**Goal:**
Show all lines holding "description".
▼
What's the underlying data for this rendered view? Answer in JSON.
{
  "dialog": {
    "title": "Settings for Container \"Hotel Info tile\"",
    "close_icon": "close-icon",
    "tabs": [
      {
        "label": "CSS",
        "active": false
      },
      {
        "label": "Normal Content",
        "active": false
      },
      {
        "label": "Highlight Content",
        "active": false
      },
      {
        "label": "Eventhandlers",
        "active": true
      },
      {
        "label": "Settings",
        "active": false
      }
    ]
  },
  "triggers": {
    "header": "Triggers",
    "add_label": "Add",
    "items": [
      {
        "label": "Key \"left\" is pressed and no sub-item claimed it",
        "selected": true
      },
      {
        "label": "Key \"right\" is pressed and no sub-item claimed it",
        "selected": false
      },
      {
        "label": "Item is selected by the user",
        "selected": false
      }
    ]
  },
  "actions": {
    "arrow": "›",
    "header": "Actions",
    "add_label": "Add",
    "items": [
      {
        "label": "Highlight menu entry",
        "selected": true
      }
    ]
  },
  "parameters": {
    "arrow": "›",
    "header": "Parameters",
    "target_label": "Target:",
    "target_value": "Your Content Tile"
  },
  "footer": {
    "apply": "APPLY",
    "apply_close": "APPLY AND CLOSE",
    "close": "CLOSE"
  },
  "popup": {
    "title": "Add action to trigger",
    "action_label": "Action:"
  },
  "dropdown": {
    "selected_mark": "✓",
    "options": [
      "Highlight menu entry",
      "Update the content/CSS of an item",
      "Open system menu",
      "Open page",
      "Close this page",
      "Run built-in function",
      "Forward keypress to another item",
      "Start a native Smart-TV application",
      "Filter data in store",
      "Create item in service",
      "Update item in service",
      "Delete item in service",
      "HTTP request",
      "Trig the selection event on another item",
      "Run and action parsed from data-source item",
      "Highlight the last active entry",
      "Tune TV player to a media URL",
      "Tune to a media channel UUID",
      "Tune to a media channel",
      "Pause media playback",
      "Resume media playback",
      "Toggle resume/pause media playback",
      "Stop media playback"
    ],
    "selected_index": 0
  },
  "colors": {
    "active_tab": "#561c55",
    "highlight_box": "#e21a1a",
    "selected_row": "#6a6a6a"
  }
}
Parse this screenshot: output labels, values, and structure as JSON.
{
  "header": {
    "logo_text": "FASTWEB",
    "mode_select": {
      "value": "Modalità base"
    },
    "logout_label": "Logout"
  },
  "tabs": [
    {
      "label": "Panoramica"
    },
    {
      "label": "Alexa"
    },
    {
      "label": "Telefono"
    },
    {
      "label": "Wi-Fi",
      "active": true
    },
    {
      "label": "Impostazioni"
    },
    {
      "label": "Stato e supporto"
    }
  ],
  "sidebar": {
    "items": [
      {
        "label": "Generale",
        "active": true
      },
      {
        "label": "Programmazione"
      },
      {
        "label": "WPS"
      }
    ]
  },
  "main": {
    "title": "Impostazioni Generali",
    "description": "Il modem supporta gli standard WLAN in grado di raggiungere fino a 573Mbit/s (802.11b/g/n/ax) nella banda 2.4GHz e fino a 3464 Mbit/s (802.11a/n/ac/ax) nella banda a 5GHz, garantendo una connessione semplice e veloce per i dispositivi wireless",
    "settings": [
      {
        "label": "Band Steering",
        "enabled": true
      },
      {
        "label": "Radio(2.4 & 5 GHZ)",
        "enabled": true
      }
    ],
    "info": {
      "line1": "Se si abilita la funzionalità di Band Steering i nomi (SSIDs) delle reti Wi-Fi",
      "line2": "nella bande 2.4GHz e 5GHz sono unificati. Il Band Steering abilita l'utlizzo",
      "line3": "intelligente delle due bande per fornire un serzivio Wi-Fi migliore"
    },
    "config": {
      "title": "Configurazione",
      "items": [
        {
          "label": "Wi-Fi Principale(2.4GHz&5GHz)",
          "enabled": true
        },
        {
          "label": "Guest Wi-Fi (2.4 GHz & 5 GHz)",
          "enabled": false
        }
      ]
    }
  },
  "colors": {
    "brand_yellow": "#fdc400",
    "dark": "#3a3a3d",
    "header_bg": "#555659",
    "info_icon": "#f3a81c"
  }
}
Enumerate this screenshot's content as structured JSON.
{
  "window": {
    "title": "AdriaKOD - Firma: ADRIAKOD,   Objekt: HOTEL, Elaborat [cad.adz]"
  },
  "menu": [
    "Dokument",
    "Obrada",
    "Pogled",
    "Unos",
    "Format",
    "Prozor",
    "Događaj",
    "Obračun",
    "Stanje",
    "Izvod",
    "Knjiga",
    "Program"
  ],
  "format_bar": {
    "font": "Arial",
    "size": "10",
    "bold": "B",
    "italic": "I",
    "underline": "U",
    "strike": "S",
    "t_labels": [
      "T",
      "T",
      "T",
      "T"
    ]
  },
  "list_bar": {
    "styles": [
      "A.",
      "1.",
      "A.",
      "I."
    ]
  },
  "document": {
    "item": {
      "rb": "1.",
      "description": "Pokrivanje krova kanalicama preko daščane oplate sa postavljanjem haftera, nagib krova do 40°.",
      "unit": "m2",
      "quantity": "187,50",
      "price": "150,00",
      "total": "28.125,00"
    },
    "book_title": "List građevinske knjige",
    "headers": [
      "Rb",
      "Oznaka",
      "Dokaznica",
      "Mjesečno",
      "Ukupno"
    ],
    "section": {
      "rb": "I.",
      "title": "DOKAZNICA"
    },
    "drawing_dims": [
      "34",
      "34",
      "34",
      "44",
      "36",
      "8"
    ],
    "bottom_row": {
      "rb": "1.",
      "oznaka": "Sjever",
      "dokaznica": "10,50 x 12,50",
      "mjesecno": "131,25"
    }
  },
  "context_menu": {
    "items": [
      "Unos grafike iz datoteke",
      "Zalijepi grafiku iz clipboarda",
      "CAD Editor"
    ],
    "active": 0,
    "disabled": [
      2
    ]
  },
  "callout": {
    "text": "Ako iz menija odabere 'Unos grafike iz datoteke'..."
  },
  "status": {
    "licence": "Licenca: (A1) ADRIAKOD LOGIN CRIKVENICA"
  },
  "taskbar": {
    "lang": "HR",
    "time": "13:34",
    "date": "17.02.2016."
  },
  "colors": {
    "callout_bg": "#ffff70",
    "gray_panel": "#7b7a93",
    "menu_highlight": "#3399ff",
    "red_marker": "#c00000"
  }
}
▲
**Full output:**
    "description": "Il modem supporta gli standard WLAN in grado di raggiungere fino a 573Mbit/s (802.11b/g/n/ax) nella banda 2.4GHz e fino a 3464 Mbit/s (802.11a/n/ac/ax) nella banda a 5GHz, garantendo una connessione semplice e veloce per i dispositivi wireless",
      "description": "Pokrivanje krova kanalicama preko daščane oplate sa postavljanjem haftera, nagib krova do 40°.",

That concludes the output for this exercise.